Exercise goal — Exclude images, then output the remaining data verbatim.

Entries supplied —
● ● ●

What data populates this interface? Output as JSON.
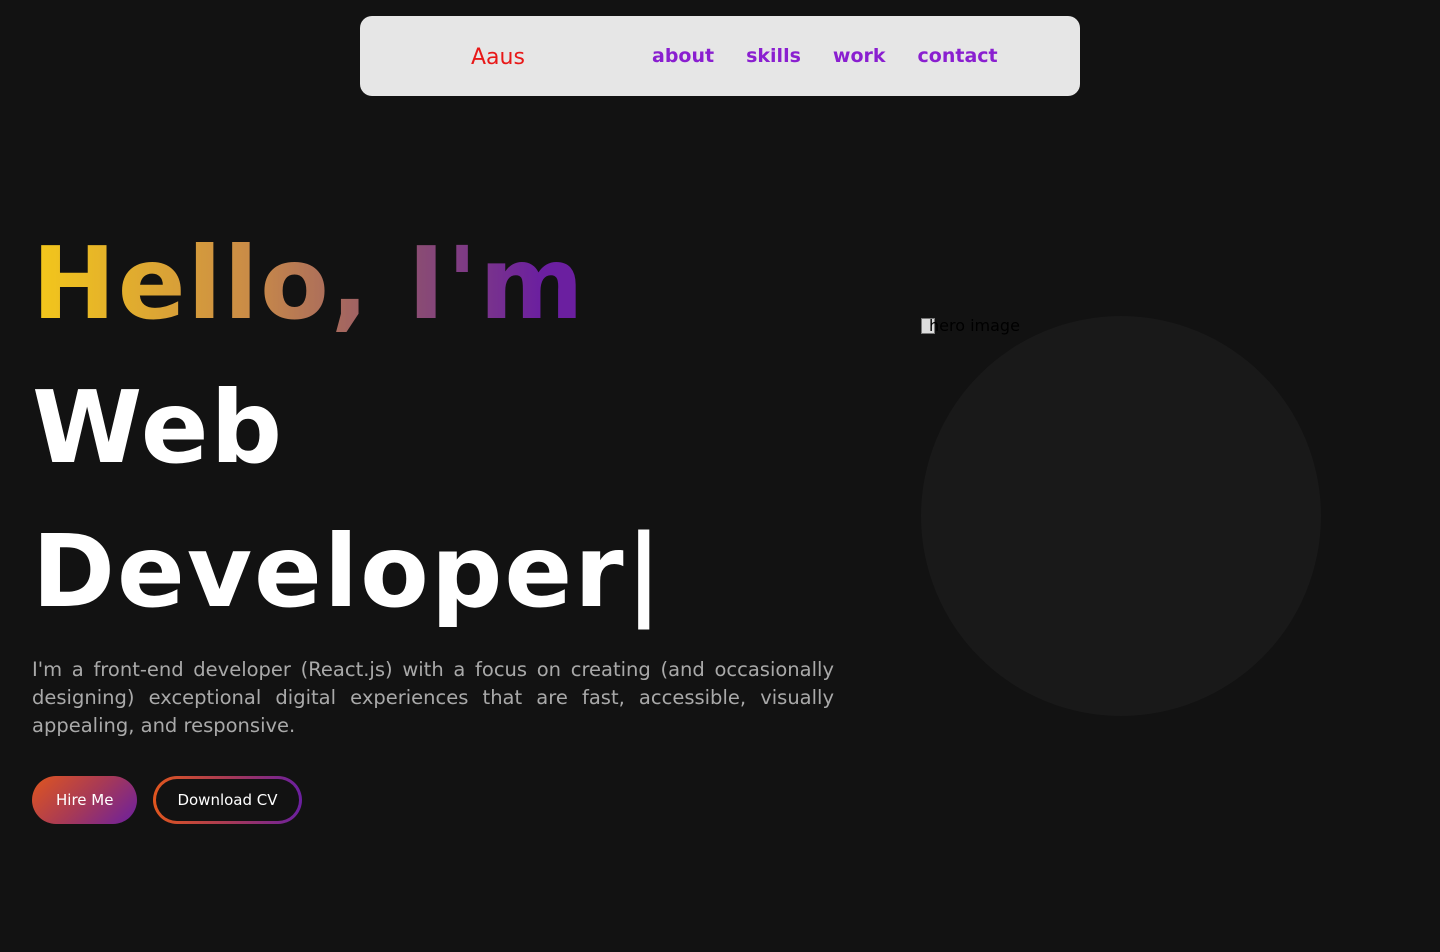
{
  "nav": {
    "logo_text": "Aaus",
    "links": [
      {
        "label": "about"
      },
      {
        "label": "skills"
      },
      {
        "label": "work"
      },
      {
        "label": "contact"
      }
    ]
  },
  "hero": {
    "greeting": "Hello, I'm",
    "role_line1": "Web",
    "role_line2": "Developer|",
    "description": "I'm a front-end developer (React.js) with a focus on creating (and occasionally designing) exceptional digital experiences that are fast, accessible, visually appealing, and responsive.",
    "primary_button": "Hire Me",
    "secondary_button": "Download CV",
    "image_alt": "hero image"
  },
  "colors": {
    "background": "#121212",
    "nav_background": "#e6e6e6",
    "nav_link": "#8a1fd0",
    "logo": "#e81818",
    "gradient_start": "#f4c81a",
    "gradient_end": "#6b1fa0"
  }
}
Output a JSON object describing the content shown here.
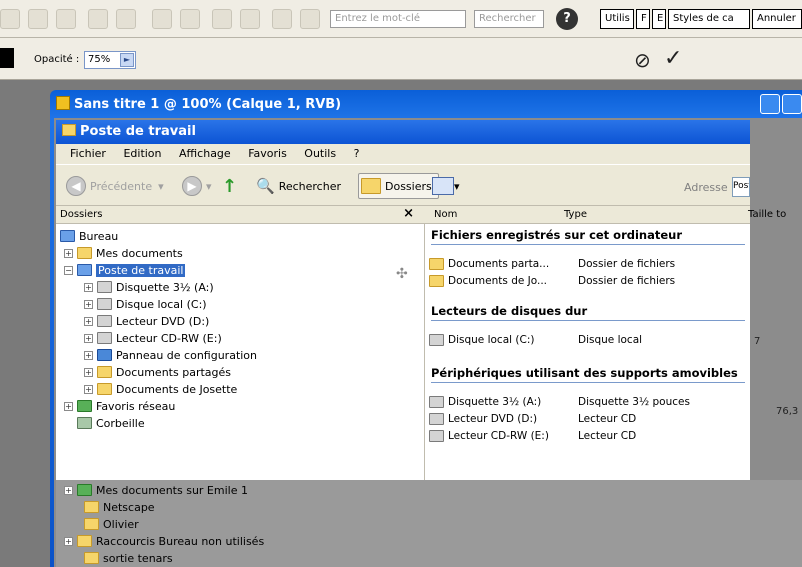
{
  "ps_toolbar": {
    "search_placeholder": "Entrez le mot-clé",
    "search_button": "Rechercher",
    "tabs": [
      "Utilis",
      "F",
      "E",
      "Styles de ca",
      "Annuler"
    ]
  },
  "ps_options": {
    "opacity_label": "Opacité :",
    "opacity_value": "75%",
    "cancel_symbol": "⊘",
    "commit_symbol": "✓"
  },
  "document": {
    "title": "Sans titre 1 @ 100% (Calque 1, RVB)"
  },
  "explorer": {
    "title": "Poste de travail",
    "menu": [
      "Fichier",
      "Edition",
      "Affichage",
      "Favoris",
      "Outils",
      "?"
    ],
    "toolbar": {
      "back": "Précédente",
      "search": "Rechercher",
      "folders": "Dossiers",
      "address_label": "Adresse",
      "address_value": "Poste de travail"
    },
    "left_header": "Dossiers",
    "left_close": "×",
    "columns": {
      "name": "Nom",
      "type": "Type",
      "size": "Taille to"
    },
    "tree": [
      {
        "label": "Bureau"
      },
      {
        "label": "Mes documents"
      },
      {
        "label": "Poste de travail"
      },
      {
        "label": "Disquette 3½ (A:)"
      },
      {
        "label": "Disque local (C:)"
      },
      {
        "label": "Lecteur DVD (D:)"
      },
      {
        "label": "Lecteur CD-RW (E:)"
      },
      {
        "label": "Panneau de configuration"
      },
      {
        "label": "Documents partagés"
      },
      {
        "label": "Documents de Josette"
      },
      {
        "label": "Favoris réseau"
      },
      {
        "label": "Corbeille"
      }
    ],
    "groups": [
      {
        "title": "Fichiers enregistrés sur cet ordinateur",
        "rows": [
          {
            "name": "Documents parta...",
            "type": "Dossier de fichiers"
          },
          {
            "name": "Documents de Jo...",
            "type": "Dossier de fichiers"
          }
        ]
      },
      {
        "title": "Lecteurs de disques dur",
        "rows": [
          {
            "name": "Disque local (C:)",
            "type": "Disque local"
          }
        ]
      },
      {
        "title": "Périphériques utilisant des supports amovibles",
        "rows": [
          {
            "name": "Disquette 3½ (A:)",
            "type": "Disquette 3½ pouces"
          },
          {
            "name": "Lecteur DVD (D:)",
            "type": "Lecteur CD"
          },
          {
            "name": "Lecteur CD-RW (E:)",
            "type": "Lecteur CD"
          }
        ]
      }
    ],
    "beyond_tree": [
      {
        "label": "Mes documents sur Emile 1"
      },
      {
        "label": "Netscape"
      },
      {
        "label": "Olivier"
      },
      {
        "label": "Raccourcis Bureau non utilisés"
      },
      {
        "label": "sortie tenars"
      }
    ],
    "right_ext": {
      "num1": "7",
      "num2": "76,3"
    }
  }
}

● ● ●

Exercise result —
What data populates this interface? Output as JSON.
{
  "nav": {
    "logo_text": "Aaus",
    "links": [
      {
        "label": "about"
      },
      {
        "label": "skills"
      },
      {
        "label": "work"
      },
      {
        "label": "contact"
      }
    ]
  },
  "hero": {
    "greeting": "Hello, I'm",
    "role_line1": "Web",
    "role_line2": "Developer|",
    "description": "I'm a front-end developer (React.js) with a focus on creating (and occasionally designing) exceptional digital experiences that are fast, accessible, visually appealing, and responsive.",
    "primary_button": "Hire Me",
    "secondary_button": "Download CV",
    "image_alt": "hero image"
  },
  "colors": {
    "background": "#121212",
    "nav_background": "#e6e6e6",
    "nav_link": "#8a1fd0",
    "logo": "#e81818",
    "gradient_start": "#f4c81a",
    "gradient_end": "#6b1fa0"
  }
}
Output a JSON object describing the content shown here.
{
  "ps_toolbar": {
    "search_placeholder": "Entrez le mot-clé",
    "search_button": "Rechercher",
    "tabs": [
      "Utilis",
      "F",
      "E",
      "Styles de ca",
      "Annuler"
    ]
  },
  "ps_options": {
    "opacity_label": "Opacité :",
    "opacity_value": "75%",
    "cancel_symbol": "⊘",
    "commit_symbol": "✓"
  },
  "document": {
    "title": "Sans titre 1 @ 100% (Calque 1, RVB)"
  },
  "explorer": {
    "title": "Poste de travail",
    "menu": [
      "Fichier",
      "Edition",
      "Affichage",
      "Favoris",
      "Outils",
      "?"
    ],
    "toolbar": {
      "back": "Précédente",
      "search": "Rechercher",
      "folders": "Dossiers",
      "address_label": "Adresse",
      "address_value": "Poste de travail"
    },
    "left_header": "Dossiers",
    "left_close": "×",
    "columns": {
      "name": "Nom",
      "type": "Type",
      "size": "Taille to"
    },
    "tree": [
      {
        "label": "Bureau"
      },
      {
        "label": "Mes documents"
      },
      {
        "label": "Poste de travail"
      },
      {
        "label": "Disquette 3½ (A:)"
      },
      {
        "label": "Disque local (C:)"
      },
      {
        "label": "Lecteur DVD (D:)"
      },
      {
        "label": "Lecteur CD-RW (E:)"
      },
      {
        "label": "Panneau de configuration"
      },
      {
        "label": "Documents partagés"
      },
      {
        "label": "Documents de Josette"
      },
      {
        "label": "Favoris réseau"
      },
      {
        "label": "Corbeille"
      }
    ],
    "groups": [
      {
        "title": "Fichiers enregistrés sur cet ordinateur",
        "rows": [
          {
            "name": "Documents parta...",
            "type": "Dossier de fichiers"
          },
          {
            "name": "Documents de Jo...",
            "type": "Dossier de fichiers"
          }
        ]
      },
      {
        "title": "Lecteurs de disques dur",
        "rows": [
          {
            "name": "Disque local (C:)",
            "type": "Disque local"
          }
        ]
      },
      {
        "title": "Périphériques utilisant des supports amovibles",
        "rows": [
          {
            "name": "Disquette 3½ (A:)",
            "type": "Disquette 3½ pouces"
          },
          {
            "name": "Lecteur DVD (D:)",
            "type": "Lecteur CD"
          },
          {
            "name": "Lecteur CD-RW (E:)",
            "type": "Lecteur CD"
          }
        ]
      }
    ],
    "beyond_tree": [
      {
        "label": "Mes documents sur Emile 1"
      },
      {
        "label": "Netscape"
      },
      {
        "label": "Olivier"
      },
      {
        "label": "Raccourcis Bureau non utilisés"
      },
      {
        "label": "sortie tenars"
      }
    ],
    "right_ext": {
      "num1": "7",
      "num2": "76,3"
    }
  }
}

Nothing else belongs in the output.